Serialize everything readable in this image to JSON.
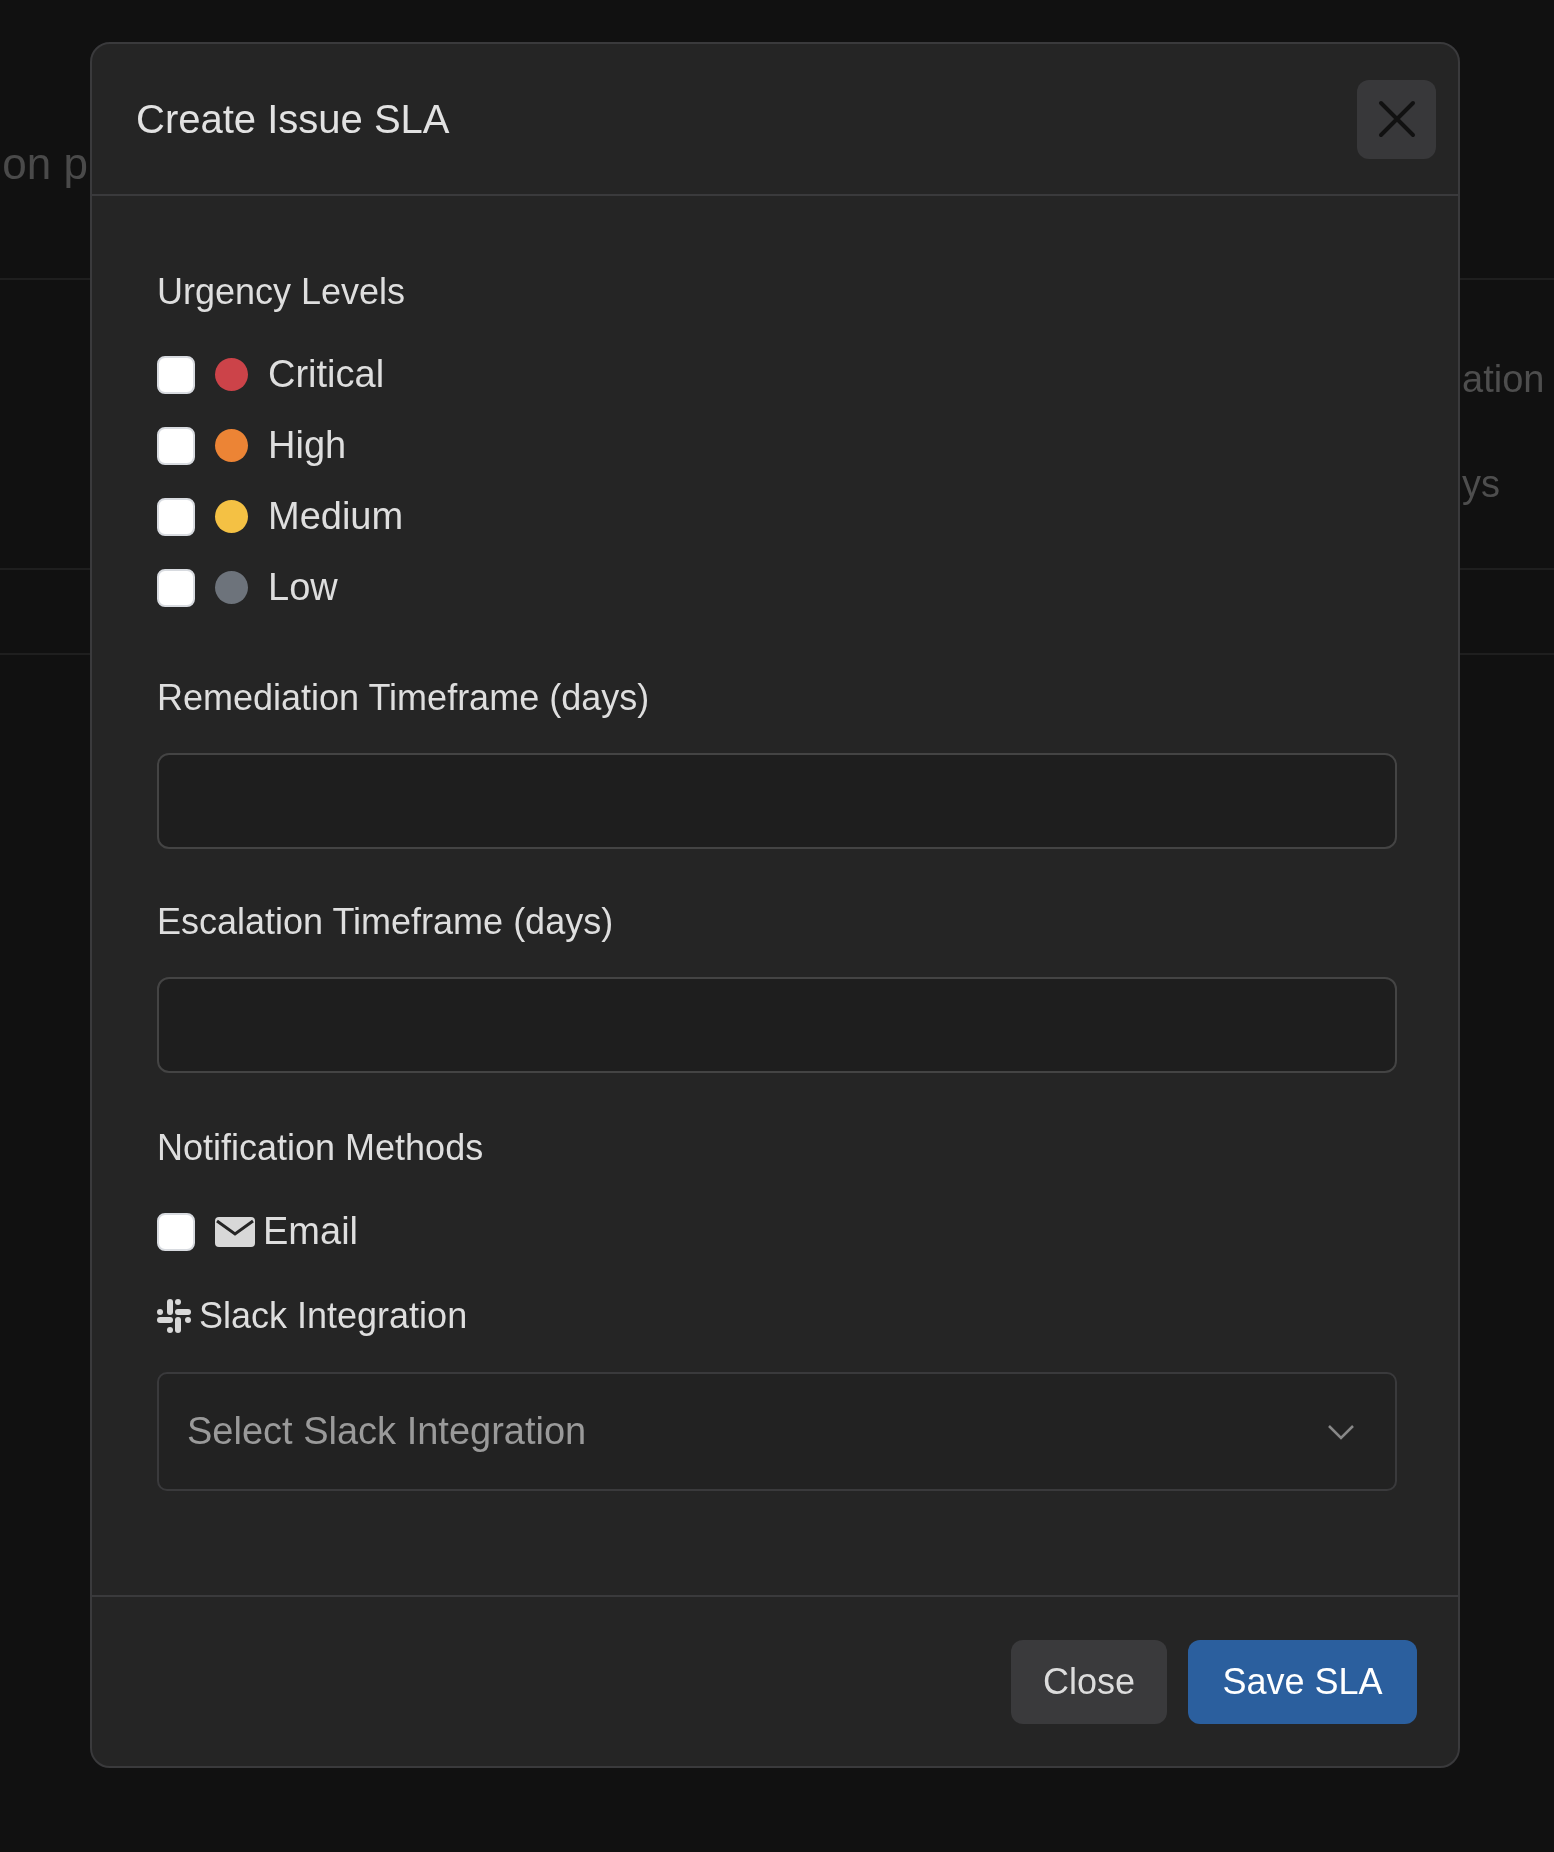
{
  "background": {
    "header_text": "on p",
    "row_texts": [
      "ation",
      "ys"
    ]
  },
  "modal": {
    "title": "Create Issue SLA",
    "urgency": {
      "label": "Urgency Levels",
      "levels": [
        {
          "label": "Critical",
          "color": "#cc4349",
          "checked": false
        },
        {
          "label": "High",
          "color": "#ec8435",
          "checked": false
        },
        {
          "label": "Medium",
          "color": "#f4c144",
          "checked": false
        },
        {
          "label": "Low",
          "color": "#6d737b",
          "checked": false
        }
      ]
    },
    "fields": [
      {
        "label": "Remediation Timeframe (days)"
      },
      {
        "label": "Escalation Timeframe (days)"
      }
    ],
    "notifications": {
      "label": "Notification Methods",
      "methods": [
        {
          "kind": "email",
          "label": "Email",
          "checked": false
        }
      ]
    },
    "slack": {
      "label": "Slack Integration",
      "placeholder": "Select Slack Integration"
    },
    "buttons": [
      {
        "kind": "secondary",
        "label": "Close"
      },
      {
        "kind": "primary",
        "label": "Save SLA"
      }
    ]
  }
}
****
Task prompt:
Produce an exact copy of each line of data, skipping embedded images.

Full output:
Serialize everything readable in this image to JSON.
{
  "background": {
    "header_text": "on p",
    "row_texts": [
      "ation",
      "ys"
    ]
  },
  "modal": {
    "title": "Create Issue SLA",
    "urgency": {
      "label": "Urgency Levels",
      "levels": [
        {
          "label": "Critical",
          "color": "#cc4349",
          "checked": false
        },
        {
          "label": "High",
          "color": "#ec8435",
          "checked": false
        },
        {
          "label": "Medium",
          "color": "#f4c144",
          "checked": false
        },
        {
          "label": "Low",
          "color": "#6d737b",
          "checked": false
        }
      ]
    },
    "fields": [
      {
        "label": "Remediation Timeframe (days)"
      },
      {
        "label": "Escalation Timeframe (days)"
      }
    ],
    "notifications": {
      "label": "Notification Methods",
      "methods": [
        {
          "kind": "email",
          "label": "Email",
          "checked": false
        }
      ]
    },
    "slack": {
      "label": "Slack Integration",
      "placeholder": "Select Slack Integration"
    },
    "buttons": [
      {
        "kind": "secondary",
        "label": "Close"
      },
      {
        "kind": "primary",
        "label": "Save SLA"
      }
    ]
  }
}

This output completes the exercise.